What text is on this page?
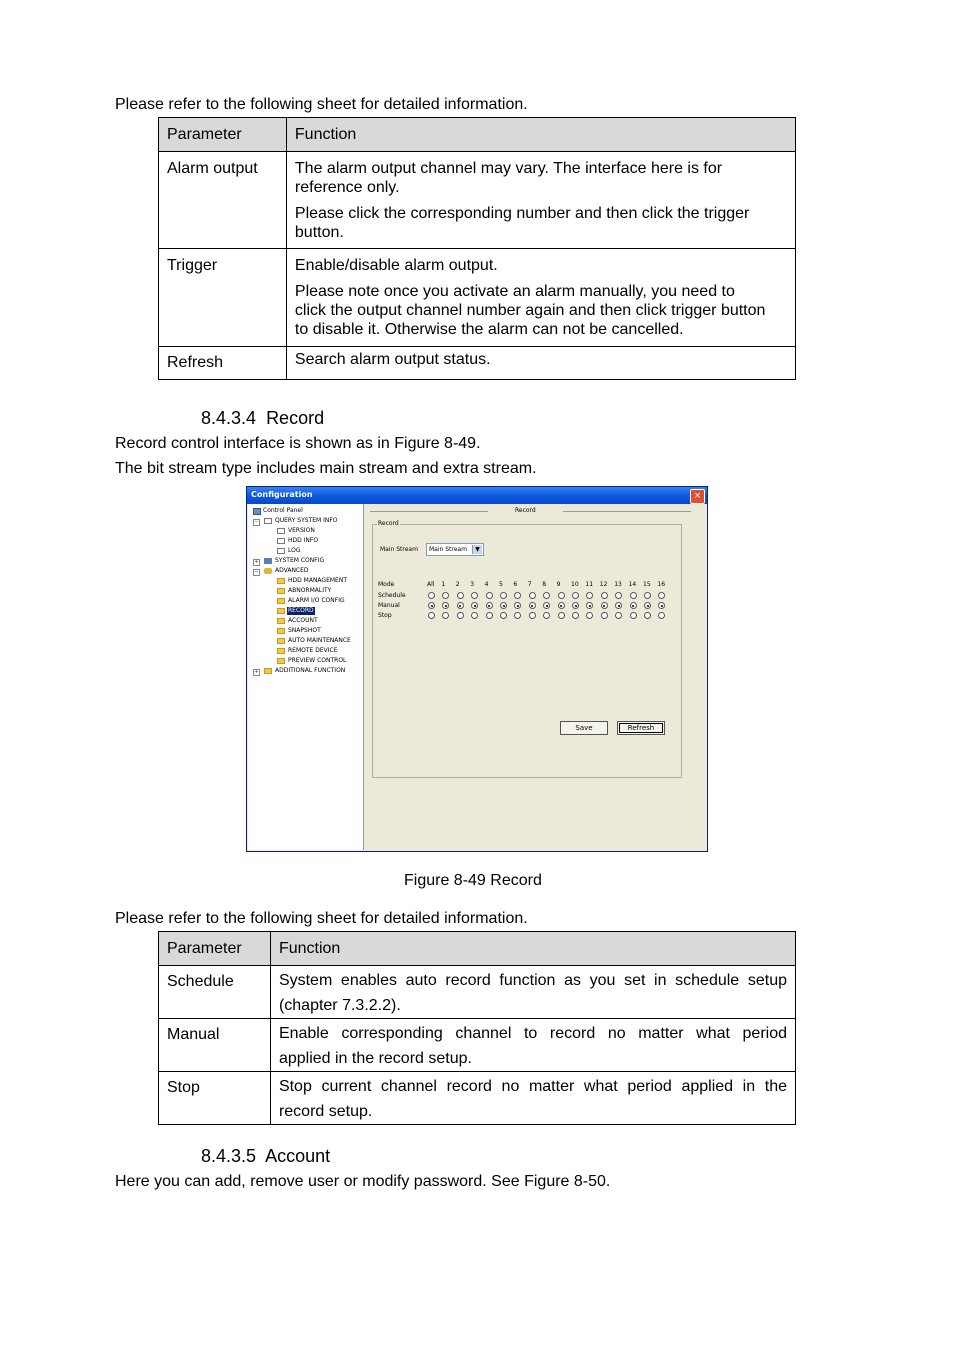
Please refer to the following sheet for detailed information.
Parameter	Function
Alarm output	The alarm output channel may vary. The interface here is for
reference only.
Please click the corresponding number and then click the trigger
button.

Trigger	Enable/disable alarm output.
Please note once you activate an alarm manually, you need to
click the output channel number again and then click trigger button
to disable it. Otherwise the alarm can not be cancelled.

Refresh	Search alarm output status.
8.4.3.4 Record
Record control interface is shown as in Figure 8-49.
The bit stream type includes main stream and extra stream.
Configuration	×
Control Panel
−	QUERY SYSTEM INFO
VERSION
HDD INFO
LOG
+	SYSTEM CONFIG
−	ADVANCED
HDD MANAGEMENT
ABNORMALITY
ALARM I/O CONFIG
RECORD
ACCOUNT
SNAPSHOT
AUTO MAINTENANCE
REMOTE DEVICE
PREVIEW CONTROL
+	ADDITIONAL FUNCTION
Record
Record
Main Stream Main Stream	▼
Mode	All 1 2 3 4 5 6 7 8 9 10 11 12 13 14 15 16
Schedule
Manual
Stop
Save	Refresh
Figure 8-49 Record
Please refer to the following sheet for detailed information.
Parameter	Function
Schedule	System enables auto record function as you set in schedule setup
(chapter 7.3.2.2).

Manual	Enable corresponding channel to record no matter what period
applied in the record setup.

Stop	Stop current channel record no matter what period applied in the
record setup.
8.4.3.5 Account
Here you can add, remove user or modify password. See Figure 8-50.
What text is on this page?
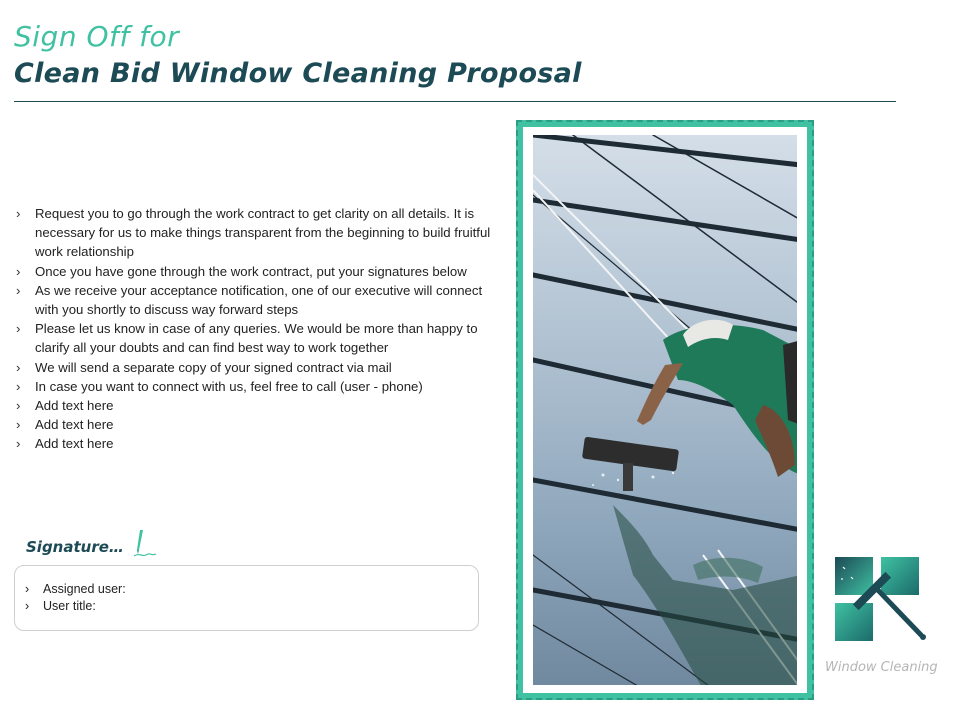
Sign Off for
Clean Bid Window Cleaning Proposal
› Request you to go through the work contract to get clarity on all details. It is necessary for us to make things transparent from the beginning to build fruitful work relationship
› Once you have gone through the work contract, put your signatures below
› As we receive your acceptance notification, one of our executive will connect with you shortly to discuss way forward steps
› Please let us know in case of any queries. We would be more than happy to clarify all your doubts and can find best way to work together
› We will send a separate copy of your signed contract via mail
› In case you want to connect with us, feel free to call (user - phone)
› Add text here
› Add text here
› Add text here
Signature…
› Assigned user:
› User title:
Window Cleaning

→ Instructions to follow: Retype all the records shown above, character for character. Omit every picture.

→ Answer to this problem:
What text is on this page?
Please refer to the following sheet for detailed information.
Parameter	Function
Alarm output	The alarm output channel may vary. The interface here is for
reference only.
Please click the corresponding number and then click the trigger
button.

Trigger	Enable/disable alarm output.
Please note once you activate an alarm manually, you need to
click the output channel number again and then click trigger button
to disable it. Otherwise the alarm can not be cancelled.

Refresh	Search alarm output status.
8.4.3.4 Record
Record control interface is shown as in Figure 8-49.
The bit stream type includes main stream and extra stream.
Configuration	×
Control Panel
−	QUERY SYSTEM INFO
VERSION
HDD INFO
LOG
+	SYSTEM CONFIG
−	ADVANCED
HDD MANAGEMENT
ABNORMALITY
ALARM I/O CONFIG
RECORD
ACCOUNT
SNAPSHOT
AUTO MAINTENANCE
REMOTE DEVICE
PREVIEW CONTROL
+	ADDITIONAL FUNCTION
Record
Record
Main Stream Main Stream	▼
Mode	All 1 2 3 4 5 6 7 8 9 10 11 12 13 14 15 16
Schedule
Manual
Stop
Save	Refresh
Figure 8-49 Record
Please refer to the following sheet for detailed information.
Parameter	Function
Schedule	System enables auto record function as you set in schedule setup
(chapter 7.3.2.2).

Manual	Enable corresponding channel to record no matter what period
applied in the record setup.

Stop	Stop current channel record no matter what period applied in the
record setup.
8.4.3.5 Account
Here you can add, remove user or modify password. See Figure 8-50.
What text is on this page?
Sign Off for
Clean Bid Window Cleaning Proposal
› Request you to go through the work contract to get clarity on all details. It is necessary for us to make things transparent from the beginning to build fruitful work relationship
› Once you have gone through the work contract, put your signatures below
› As we receive your acceptance notification, one of our executive will connect with you shortly to discuss way forward steps
› Please let us know in case of any queries. We would be more than happy to clarify all your doubts and can find best way to work together
› We will send a separate copy of your signed contract via mail
› In case you want to connect with us, feel free to call (user - phone)
› Add text here
› Add text here
› Add text here
Signature…
› Assigned user:
› User title:
Window Cleaning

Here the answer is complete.